## Exercise description:
Word for word, copy all the data and drop the pictures.
START Record set
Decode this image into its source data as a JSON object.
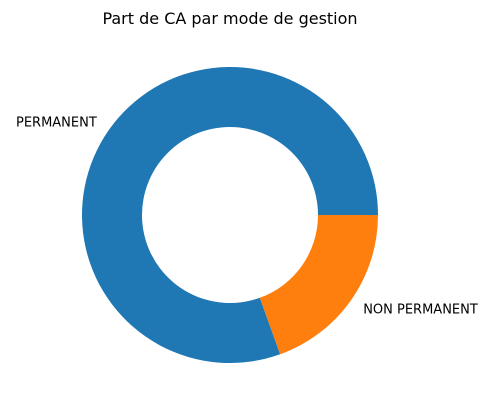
{
  "chart_data": {
    "type": "pie",
    "title": "Part de CA par mode de gestion",
    "donut": true,
    "categories": [
      "PERMANENT",
      "NON PERMANENT"
    ],
    "values": [
      80.5,
      19.5
    ],
    "value_unit": "%",
    "colors": [
      "#1f77b4",
      "#ff7f0e"
    ],
    "start_angle_deg": 0,
    "direction": "counterclockwise",
    "legend": "none"
  }
}
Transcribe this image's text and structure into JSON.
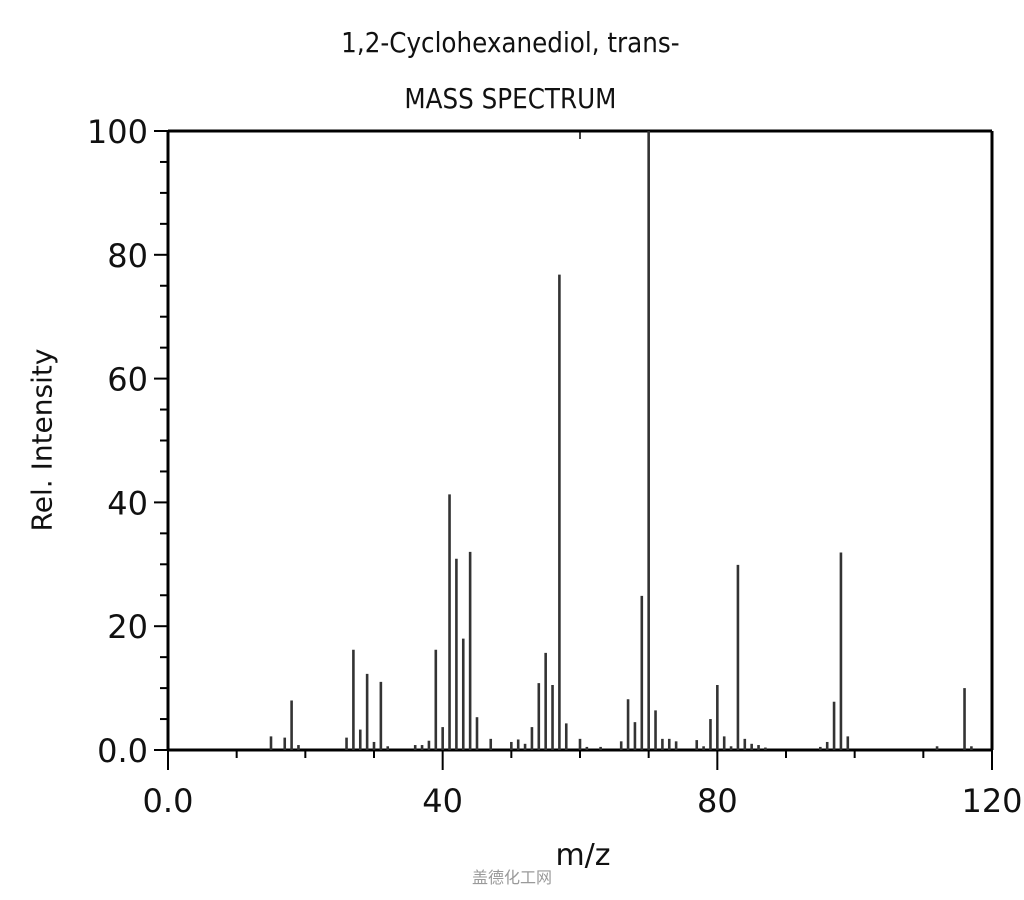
{
  "chart_data": {
    "type": "bar",
    "subtype": "mass-spectrum-stick",
    "title": "1,2-Cyclohexanediol, trans-",
    "subtitle": "MASS SPECTRUM",
    "xlabel": "m/z",
    "ylabel": "Rel. Intensity",
    "xlim": [
      0,
      120
    ],
    "ylim": [
      0,
      100
    ],
    "x_ticks": [
      "0.0",
      "40",
      "80",
      "120"
    ],
    "y_ticks": [
      "0.0",
      "20",
      "40",
      "60",
      "80",
      "100"
    ],
    "grid": false,
    "legend": null,
    "x": [
      15,
      17,
      18,
      19,
      26,
      27,
      28,
      29,
      30,
      31,
      32,
      36,
      37,
      38,
      39,
      40,
      41,
      42,
      43,
      44,
      45,
      47,
      50,
      51,
      52,
      53,
      54,
      55,
      56,
      57,
      58,
      60,
      61,
      63,
      66,
      67,
      68,
      69,
      70,
      71,
      72,
      73,
      74,
      77,
      78,
      79,
      80,
      81,
      82,
      83,
      84,
      85,
      86,
      87,
      95,
      96,
      97,
      98,
      99,
      112,
      116,
      117
    ],
    "values": [
      2.2,
      2.0,
      8.0,
      0.8,
      2.0,
      16.2,
      3.3,
      12.3,
      1.3,
      11.0,
      0.6,
      0.8,
      0.8,
      1.5,
      16.2,
      3.7,
      41.3,
      30.9,
      18.0,
      32.0,
      5.3,
      1.8,
      1.3,
      1.7,
      1.0,
      3.7,
      10.8,
      15.7,
      10.5,
      76.8,
      4.3,
      1.8,
      0.5,
      0.5,
      1.4,
      8.2,
      4.5,
      24.9,
      100,
      6.4,
      1.8,
      1.8,
      1.4,
      1.6,
      0.6,
      5.0,
      10.5,
      2.2,
      0.6,
      29.9,
      1.8,
      1.0,
      0.8,
      0.4,
      0.5,
      1.3,
      7.8,
      31.9,
      2.2,
      0.6,
      10.0,
      0.6
    ]
  },
  "watermark": "盖德化工网"
}
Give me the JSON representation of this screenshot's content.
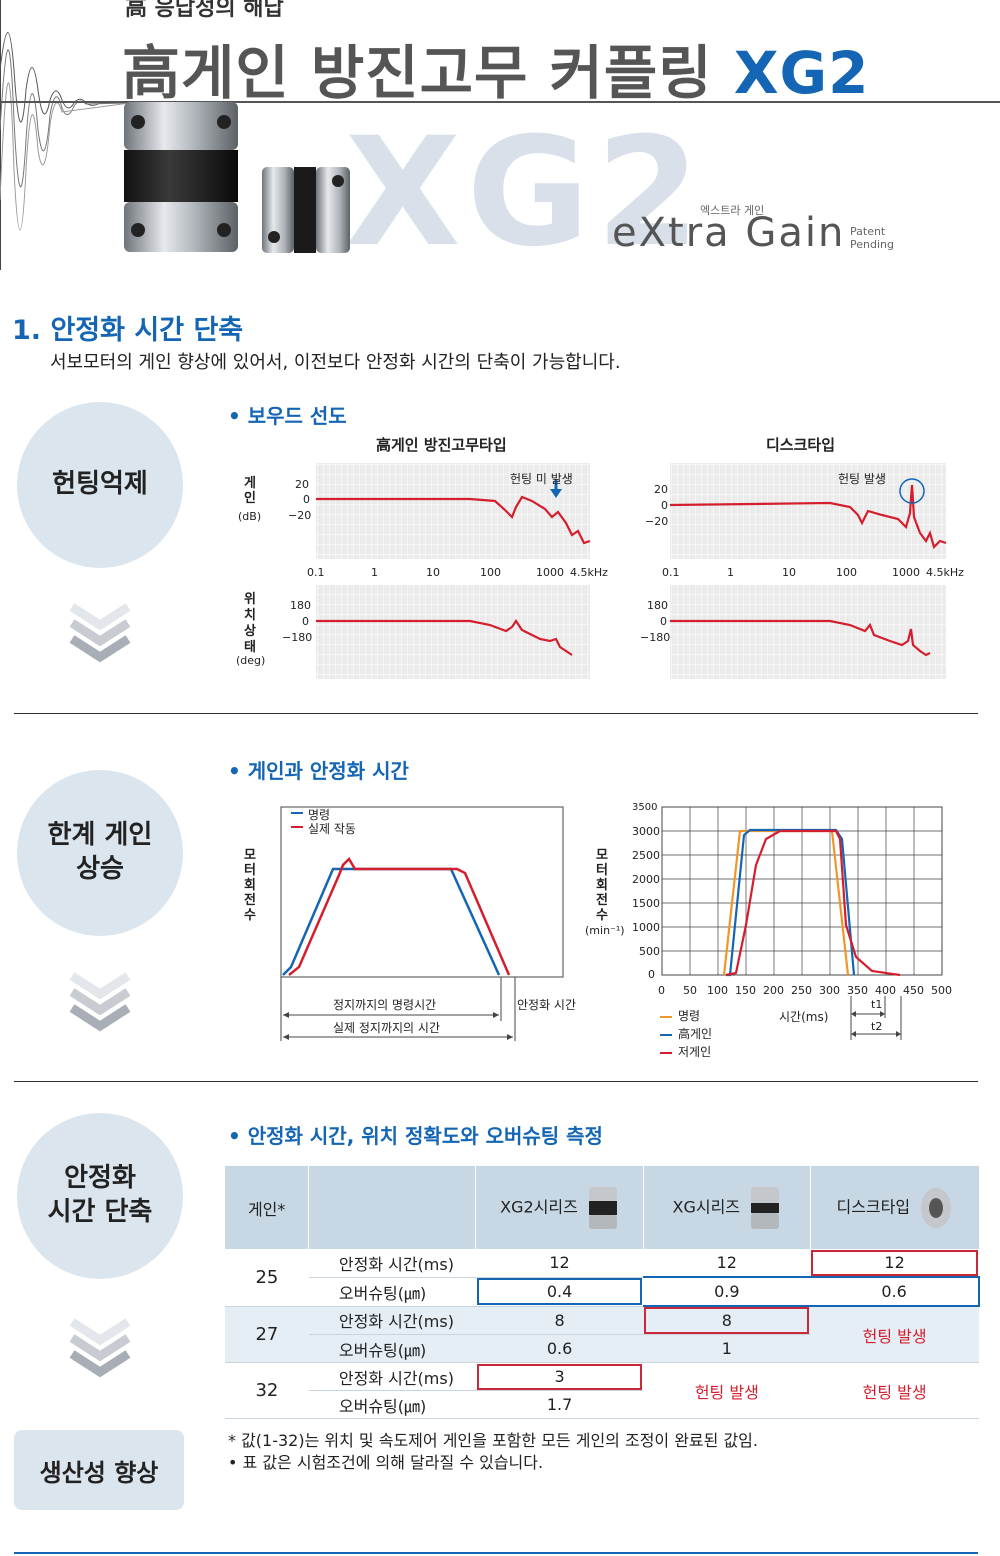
{
  "header": {
    "subtitle": "高 응답성의 해답",
    "title_main": "高게인 방진고무 커플링 ",
    "title_accent": "XG2",
    "big_logo": "XG2",
    "gain_logo": "eXtra Gain",
    "gain_ko": "엑스트라 게인",
    "patent_line1": "Patent",
    "patent_line2": "Pending"
  },
  "section1": {
    "title": "1.  안정화 시간 단축",
    "desc": "서보모터의 게인 향상에 있어서, 이전보다 안정화 시간의 단축이 가능합니다."
  },
  "side_labels": {
    "hunting": "헌팅억제",
    "gain_line1": "한계 게인",
    "gain_line2": "상승",
    "settle_line1": "안정화",
    "settle_line2": "시간 단축",
    "productivity": "생산성 향상"
  },
  "bode": {
    "heading": "• 보우드 선도",
    "left_title": "高게인 방진고무타입",
    "right_title": "디스크타입",
    "gain_axis": [
      "게",
      "인"
    ],
    "gain_unit": "(dB)",
    "phase_axis": [
      "위",
      "치",
      "상",
      "태"
    ],
    "phase_unit": "(deg)",
    "gain_ticks": [
      "20",
      "0",
      "−20"
    ],
    "phase_ticks": [
      "180",
      "0",
      "−180"
    ],
    "freq_ticks": [
      "0.1",
      "1",
      "10",
      "100",
      "1000",
      "4.5kHz"
    ],
    "left_annotation": "헌팅 미 발생",
    "right_annotation": "헌팅 발생"
  },
  "gain_section": {
    "heading": "• 게인과 안정화 시간",
    "left_legend_cmd": "명령",
    "left_legend_act": "실제 작동",
    "left_axis": [
      "모",
      "터",
      "회",
      "전",
      "수"
    ],
    "cmd_time_label": "정지까지의 명령시간",
    "settle_label": "안정화 시간",
    "actual_time_label": "실제 정지까지의 시간",
    "right_axis": [
      "모",
      "터",
      "회",
      "전",
      "수"
    ],
    "right_unit": "(min⁻¹)",
    "y_ticks": [
      "3500",
      "3000",
      "2500",
      "2000",
      "1500",
      "1000",
      "500",
      "0"
    ],
    "x_ticks": [
      "0",
      "50",
      "100",
      "150",
      "200",
      "250",
      "300",
      "350",
      "400",
      "450",
      "500"
    ],
    "x_label": "시간(ms)",
    "legend_cmd": "명령",
    "legend_high": "高게인",
    "legend_low": "저게인",
    "t1": "t1",
    "t2": "t2"
  },
  "table_section": {
    "heading": "• 안정화 시간, 위치 정확도와 오버슈팅 측정",
    "head_gain": "게인*",
    "head_xg2": "XG2시리즈",
    "head_xg": "XG시리즈",
    "head_disc": "디스크타입",
    "settle_label": "안정화 시간(ms)",
    "over_label": "오버슈팅(㎛)",
    "hunting": "헌팅 발생",
    "rows": [
      {
        "gain": "25",
        "settle": [
          "12",
          "12",
          "12"
        ],
        "over": [
          "0.4",
          "0.9",
          "0.6"
        ]
      },
      {
        "gain": "27",
        "settle": [
          "8",
          "8"
        ],
        "over": [
          "0.6",
          "1"
        ]
      },
      {
        "gain": "32",
        "settle": [
          "3"
        ],
        "over": [
          "1.7"
        ]
      }
    ],
    "note1": "* 값(1-32)는 위치 및 속도제어 게인을 포함한 모든 게인의 조정이 완료된 값임.",
    "note2": "• 표 값은 시험조건에 의해 달라질 수 있습니다."
  },
  "colors": {
    "accent": "#1466b5",
    "red": "#d41e2e",
    "orange": "#f0962a",
    "circle_bg": "#dbe5ee"
  }
}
END Record set
## Exercise output:
Decode this image into its source data as a JSON object.
{
  "chart_data": {
    "type": "pie",
    "title": "Part de CA par mode de gestion",
    "donut": true,
    "categories": [
      "PERMANENT",
      "NON PERMANENT"
    ],
    "values": [
      80.5,
      19.5
    ],
    "value_unit": "%",
    "colors": [
      "#1f77b4",
      "#ff7f0e"
    ],
    "start_angle_deg": 0,
    "direction": "counterclockwise",
    "legend": "none"
  }
}
Transcribe this image's text and structure into JSON.
{
  "chart_data": {
    "type": "bar",
    "subtype": "mass-spectrum-stick",
    "title": "1,2-Cyclohexanediol, trans-",
    "subtitle": "MASS SPECTRUM",
    "xlabel": "m/z",
    "ylabel": "Rel. Intensity",
    "xlim": [
      0,
      120
    ],
    "ylim": [
      0,
      100
    ],
    "x_ticks": [
      "0.0",
      "40",
      "80",
      "120"
    ],
    "y_ticks": [
      "0.0",
      "20",
      "40",
      "60",
      "80",
      "100"
    ],
    "grid": false,
    "legend": null,
    "x": [
      15,
      17,
      18,
      19,
      26,
      27,
      28,
      29,
      30,
      31,
      32,
      36,
      37,
      38,
      39,
      40,
      41,
      42,
      43,
      44,
      45,
      47,
      50,
      51,
      52,
      53,
      54,
      55,
      56,
      57,
      58,
      60,
      61,
      63,
      66,
      67,
      68,
      69,
      70,
      71,
      72,
      73,
      74,
      77,
      78,
      79,
      80,
      81,
      82,
      83,
      84,
      85,
      86,
      87,
      95,
      96,
      97,
      98,
      99,
      112,
      116,
      117
    ],
    "values": [
      2.2,
      2.0,
      8.0,
      0.8,
      2.0,
      16.2,
      3.3,
      12.3,
      1.3,
      11.0,
      0.6,
      0.8,
      0.8,
      1.5,
      16.2,
      3.7,
      41.3,
      30.9,
      18.0,
      32.0,
      5.3,
      1.8,
      1.3,
      1.7,
      1.0,
      3.7,
      10.8,
      15.7,
      10.5,
      76.8,
      4.3,
      1.8,
      0.5,
      0.5,
      1.4,
      8.2,
      4.5,
      24.9,
      100,
      6.4,
      1.8,
      1.8,
      1.4,
      1.6,
      0.6,
      5.0,
      10.5,
      2.2,
      0.6,
      29.9,
      1.8,
      1.0,
      0.8,
      0.4,
      0.5,
      1.3,
      7.8,
      31.9,
      2.2,
      0.6,
      10.0,
      0.6
    ]
  },
  "watermark": "盖德化工网"
}
Give me the JSON representation of this screenshot's content.
{
  "header": {
    "subtitle": "高 응답성의 해답",
    "title_main": "高게인 방진고무 커플링 ",
    "title_accent": "XG2",
    "big_logo": "XG2",
    "gain_logo": "eXtra Gain",
    "gain_ko": "엑스트라 게인",
    "patent_line1": "Patent",
    "patent_line2": "Pending"
  },
  "section1": {
    "title": "1.  안정화 시간 단축",
    "desc": "서보모터의 게인 향상에 있어서, 이전보다 안정화 시간의 단축이 가능합니다."
  },
  "side_labels": {
    "hunting": "헌팅억제",
    "gain_line1": "한계 게인",
    "gain_line2": "상승",
    "settle_line1": "안정화",
    "settle_line2": "시간 단축",
    "productivity": "생산성 향상"
  },
  "bode": {
    "heading": "• 보우드 선도",
    "left_title": "高게인 방진고무타입",
    "right_title": "디스크타입",
    "gain_axis": [
      "게",
      "인"
    ],
    "gain_unit": "(dB)",
    "phase_axis": [
      "위",
      "치",
      "상",
      "태"
    ],
    "phase_unit": "(deg)",
    "gain_ticks": [
      "20",
      "0",
      "−20"
    ],
    "phase_ticks": [
      "180",
      "0",
      "−180"
    ],
    "freq_ticks": [
      "0.1",
      "1",
      "10",
      "100",
      "1000",
      "4.5kHz"
    ],
    "left_annotation": "헌팅 미 발생",
    "right_annotation": "헌팅 발생"
  },
  "gain_section": {
    "heading": "• 게인과 안정화 시간",
    "left_legend_cmd": "명령",
    "left_legend_act": "실제 작동",
    "left_axis": [
      "모",
      "터",
      "회",
      "전",
      "수"
    ],
    "cmd_time_label": "정지까지의 명령시간",
    "settle_label": "안정화 시간",
    "actual_time_label": "실제 정지까지의 시간",
    "right_axis": [
      "모",
      "터",
      "회",
      "전",
      "수"
    ],
    "right_unit": "(min⁻¹)",
    "y_ticks": [
      "3500",
      "3000",
      "2500",
      "2000",
      "1500",
      "1000",
      "500",
      "0"
    ],
    "x_ticks": [
      "0",
      "50",
      "100",
      "150",
      "200",
      "250",
      "300",
      "350",
      "400",
      "450",
      "500"
    ],
    "x_label": "시간(ms)",
    "legend_cmd": "명령",
    "legend_high": "高게인",
    "legend_low": "저게인",
    "t1": "t1",
    "t2": "t2"
  },
  "table_section": {
    "heading": "• 안정화 시간, 위치 정확도와 오버슈팅 측정",
    "head_gain": "게인*",
    "head_xg2": "XG2시리즈",
    "head_xg": "XG시리즈",
    "head_disc": "디스크타입",
    "settle_label": "안정화 시간(ms)",
    "over_label": "오버슈팅(㎛)",
    "hunting": "헌팅 발생",
    "rows": [
      {
        "gain": "25",
        "settle": [
          "12",
          "12",
          "12"
        ],
        "over": [
          "0.4",
          "0.9",
          "0.6"
        ]
      },
      {
        "gain": "27",
        "settle": [
          "8",
          "8"
        ],
        "over": [
          "0.6",
          "1"
        ]
      },
      {
        "gain": "32",
        "settle": [
          "3"
        ],
        "over": [
          "1.7"
        ]
      }
    ],
    "note1": "* 값(1-32)는 위치 및 속도제어 게인을 포함한 모든 게인의 조정이 완료된 값임.",
    "note2": "• 표 값은 시험조건에 의해 달라질 수 있습니다."
  },
  "colors": {
    "accent": "#1466b5",
    "red": "#d41e2e",
    "orange": "#f0962a",
    "circle_bg": "#dbe5ee"
  }
}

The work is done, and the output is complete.